Problem to solve: Give the entries again exactly, every one of them.

Dataset rows:
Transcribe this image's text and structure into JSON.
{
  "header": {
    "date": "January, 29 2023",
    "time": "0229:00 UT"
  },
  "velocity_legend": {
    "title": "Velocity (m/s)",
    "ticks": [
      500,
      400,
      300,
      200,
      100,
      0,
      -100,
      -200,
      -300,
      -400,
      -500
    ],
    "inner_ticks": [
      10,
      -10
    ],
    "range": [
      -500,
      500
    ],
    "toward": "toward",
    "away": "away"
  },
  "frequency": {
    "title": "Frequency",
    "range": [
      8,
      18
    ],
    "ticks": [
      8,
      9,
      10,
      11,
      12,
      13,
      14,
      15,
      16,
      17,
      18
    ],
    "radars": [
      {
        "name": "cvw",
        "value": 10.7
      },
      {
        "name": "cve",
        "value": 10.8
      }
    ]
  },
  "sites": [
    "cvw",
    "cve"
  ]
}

Correct answer:
Transcribe this image's text and structure into JSON.
{
  "header": {
    "date": "January, 29 2023",
    "time": "0229:00 UT"
  },
  "velocity_legend": {
    "title": "Velocity (m/s)",
    "ticks": [
      500,
      400,
      300,
      200,
      100,
      0,
      -100,
      -200,
      -300,
      -400,
      -500
    ],
    "inner_ticks": [
      10,
      -10
    ],
    "range": [
      -500,
      500
    ],
    "toward": "toward",
    "away": "away"
  },
  "frequency": {
    "title": "Frequency",
    "range": [
      8,
      18
    ],
    "ticks": [
      8,
      9,
      10,
      11,
      12,
      13,
      14,
      15,
      16,
      17,
      18
    ],
    "radars": [
      {
        "name": "cvw",
        "value": 10.7
      },
      {
        "name": "cve",
        "value": 10.8
      }
    ]
  },
  "sites": [
    "cvw",
    "cve"
  ]
}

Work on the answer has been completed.